= RECORD LIST =
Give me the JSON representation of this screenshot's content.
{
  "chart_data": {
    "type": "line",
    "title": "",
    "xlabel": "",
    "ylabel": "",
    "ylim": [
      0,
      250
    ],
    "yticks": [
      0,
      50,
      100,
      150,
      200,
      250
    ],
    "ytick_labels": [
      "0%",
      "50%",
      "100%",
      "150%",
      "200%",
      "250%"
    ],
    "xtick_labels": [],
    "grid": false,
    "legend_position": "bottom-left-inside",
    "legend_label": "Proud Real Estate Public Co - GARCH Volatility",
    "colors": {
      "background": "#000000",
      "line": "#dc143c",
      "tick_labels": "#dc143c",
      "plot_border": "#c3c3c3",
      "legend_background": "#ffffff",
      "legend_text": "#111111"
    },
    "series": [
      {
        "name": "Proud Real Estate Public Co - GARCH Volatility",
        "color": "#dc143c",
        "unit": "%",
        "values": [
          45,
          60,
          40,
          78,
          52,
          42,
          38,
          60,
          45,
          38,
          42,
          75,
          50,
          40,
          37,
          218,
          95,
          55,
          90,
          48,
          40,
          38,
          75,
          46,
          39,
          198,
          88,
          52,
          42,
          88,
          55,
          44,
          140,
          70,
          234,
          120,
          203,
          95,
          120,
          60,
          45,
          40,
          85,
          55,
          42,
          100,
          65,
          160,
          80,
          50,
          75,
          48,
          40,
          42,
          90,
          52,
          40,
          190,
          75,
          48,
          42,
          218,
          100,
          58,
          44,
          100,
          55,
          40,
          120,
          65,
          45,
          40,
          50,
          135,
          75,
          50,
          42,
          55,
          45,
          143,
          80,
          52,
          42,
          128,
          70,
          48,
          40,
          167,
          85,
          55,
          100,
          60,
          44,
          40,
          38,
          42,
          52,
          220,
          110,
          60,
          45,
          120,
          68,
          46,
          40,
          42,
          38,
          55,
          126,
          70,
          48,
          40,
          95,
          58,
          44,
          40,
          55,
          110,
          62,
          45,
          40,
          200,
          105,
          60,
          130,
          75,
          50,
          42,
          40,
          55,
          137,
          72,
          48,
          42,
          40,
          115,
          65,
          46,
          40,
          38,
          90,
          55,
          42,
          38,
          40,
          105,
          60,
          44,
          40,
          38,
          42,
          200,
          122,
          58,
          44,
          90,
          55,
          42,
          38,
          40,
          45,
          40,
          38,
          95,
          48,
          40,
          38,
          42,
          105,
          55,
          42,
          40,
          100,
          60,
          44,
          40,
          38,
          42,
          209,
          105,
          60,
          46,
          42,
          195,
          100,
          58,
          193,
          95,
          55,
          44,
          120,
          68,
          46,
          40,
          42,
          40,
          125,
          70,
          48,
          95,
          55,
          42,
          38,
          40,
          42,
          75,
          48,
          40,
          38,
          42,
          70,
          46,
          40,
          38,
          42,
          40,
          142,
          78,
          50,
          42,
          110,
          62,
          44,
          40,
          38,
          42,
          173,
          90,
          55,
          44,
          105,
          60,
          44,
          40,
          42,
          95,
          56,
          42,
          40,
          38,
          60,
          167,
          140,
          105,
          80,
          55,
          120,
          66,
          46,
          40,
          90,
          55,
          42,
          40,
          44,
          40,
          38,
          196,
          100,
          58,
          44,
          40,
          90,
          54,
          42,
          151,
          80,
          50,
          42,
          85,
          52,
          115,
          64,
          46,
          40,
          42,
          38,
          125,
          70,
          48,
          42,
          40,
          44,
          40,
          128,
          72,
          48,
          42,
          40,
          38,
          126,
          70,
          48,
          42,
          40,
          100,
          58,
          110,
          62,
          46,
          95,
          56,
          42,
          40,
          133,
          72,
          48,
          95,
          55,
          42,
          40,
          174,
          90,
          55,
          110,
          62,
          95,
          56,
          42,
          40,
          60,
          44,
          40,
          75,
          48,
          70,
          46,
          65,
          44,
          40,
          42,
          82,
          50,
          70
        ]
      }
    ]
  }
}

* * *

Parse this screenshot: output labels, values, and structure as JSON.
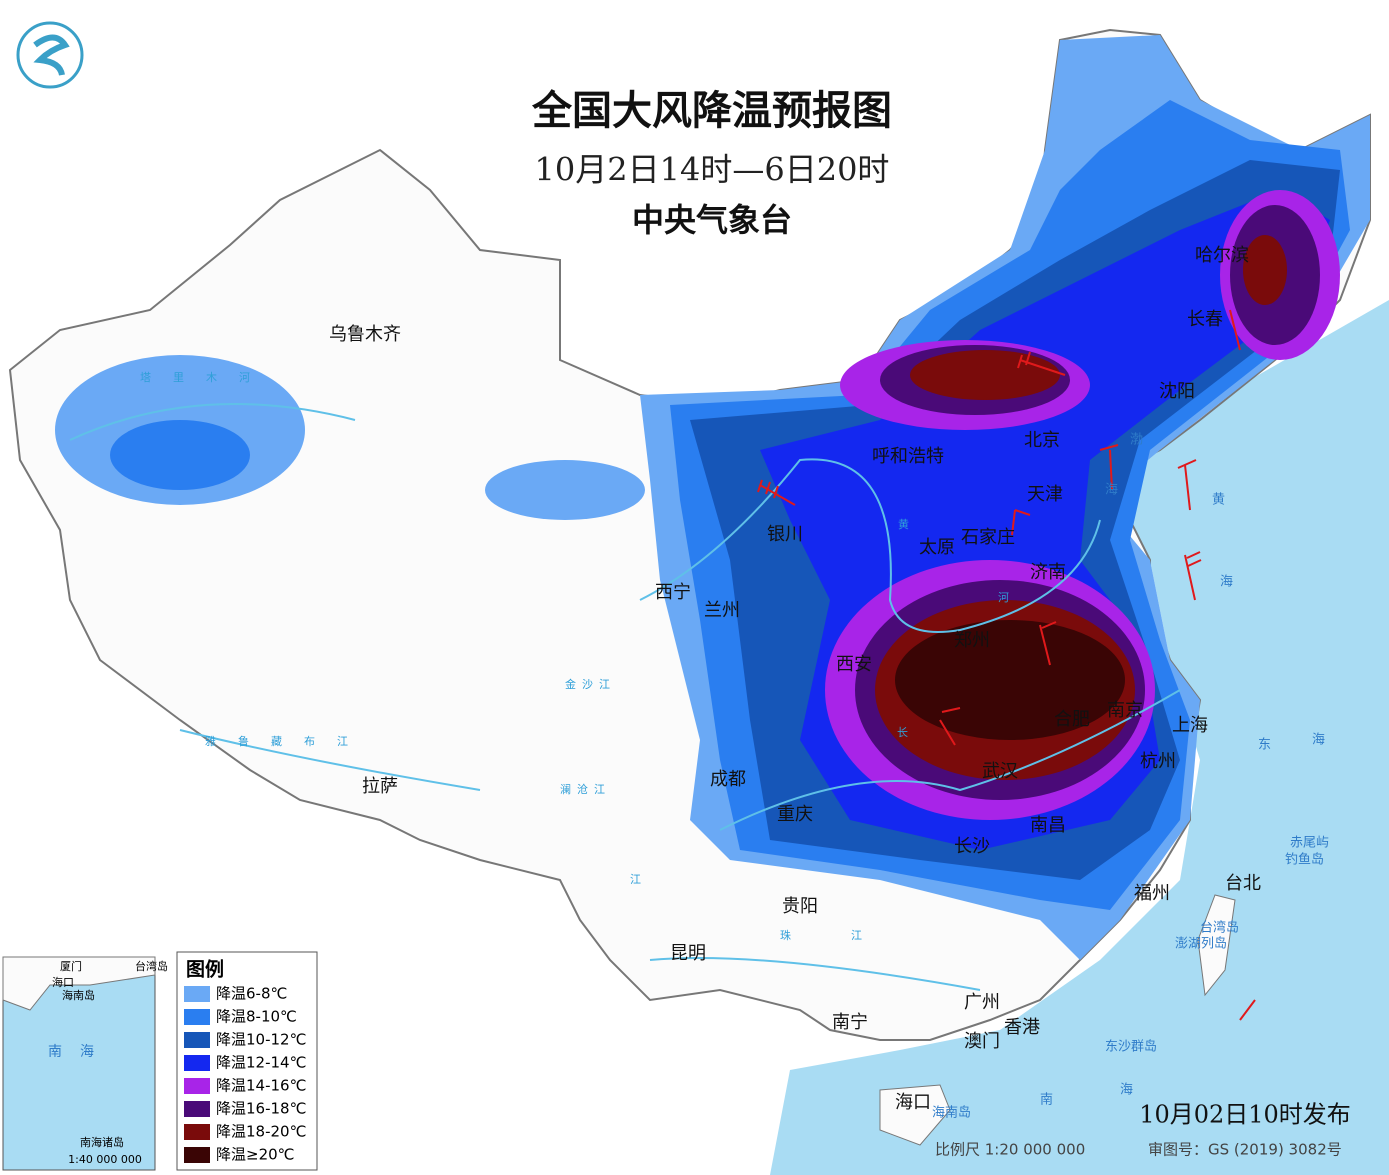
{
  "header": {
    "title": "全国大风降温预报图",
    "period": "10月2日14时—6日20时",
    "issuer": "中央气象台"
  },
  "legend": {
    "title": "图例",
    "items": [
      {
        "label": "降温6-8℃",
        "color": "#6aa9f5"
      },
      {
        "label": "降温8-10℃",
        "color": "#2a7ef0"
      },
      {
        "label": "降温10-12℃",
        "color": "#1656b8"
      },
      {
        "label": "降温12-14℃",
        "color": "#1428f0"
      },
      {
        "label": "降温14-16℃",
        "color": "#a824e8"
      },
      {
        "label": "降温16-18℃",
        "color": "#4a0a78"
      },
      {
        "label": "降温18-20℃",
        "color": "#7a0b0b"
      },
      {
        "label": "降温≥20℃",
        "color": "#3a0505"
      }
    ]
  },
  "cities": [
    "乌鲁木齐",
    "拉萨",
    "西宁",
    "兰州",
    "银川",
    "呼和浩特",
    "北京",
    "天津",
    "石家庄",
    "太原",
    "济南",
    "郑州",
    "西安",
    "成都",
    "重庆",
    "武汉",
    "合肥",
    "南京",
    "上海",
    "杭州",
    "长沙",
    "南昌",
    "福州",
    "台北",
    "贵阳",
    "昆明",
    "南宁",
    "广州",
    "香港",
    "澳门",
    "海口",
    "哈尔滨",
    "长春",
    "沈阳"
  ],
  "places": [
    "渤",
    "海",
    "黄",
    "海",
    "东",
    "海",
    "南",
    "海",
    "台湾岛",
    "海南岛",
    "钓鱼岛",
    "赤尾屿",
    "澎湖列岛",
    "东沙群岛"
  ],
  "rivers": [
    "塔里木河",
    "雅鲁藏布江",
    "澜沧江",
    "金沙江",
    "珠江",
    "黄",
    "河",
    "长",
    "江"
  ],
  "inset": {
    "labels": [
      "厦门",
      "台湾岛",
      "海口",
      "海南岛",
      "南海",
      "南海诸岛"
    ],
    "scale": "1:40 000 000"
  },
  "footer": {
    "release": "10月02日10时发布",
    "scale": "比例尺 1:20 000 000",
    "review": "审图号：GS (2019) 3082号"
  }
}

= WHAT IS ASKED =
Find all lines where the word "screenshot" appears. Copy them.

= EXERCISE RESULT =
Give me the JSON representation of this screenshot's content.
Parse this screenshot: output labels, values, and structure as JSON.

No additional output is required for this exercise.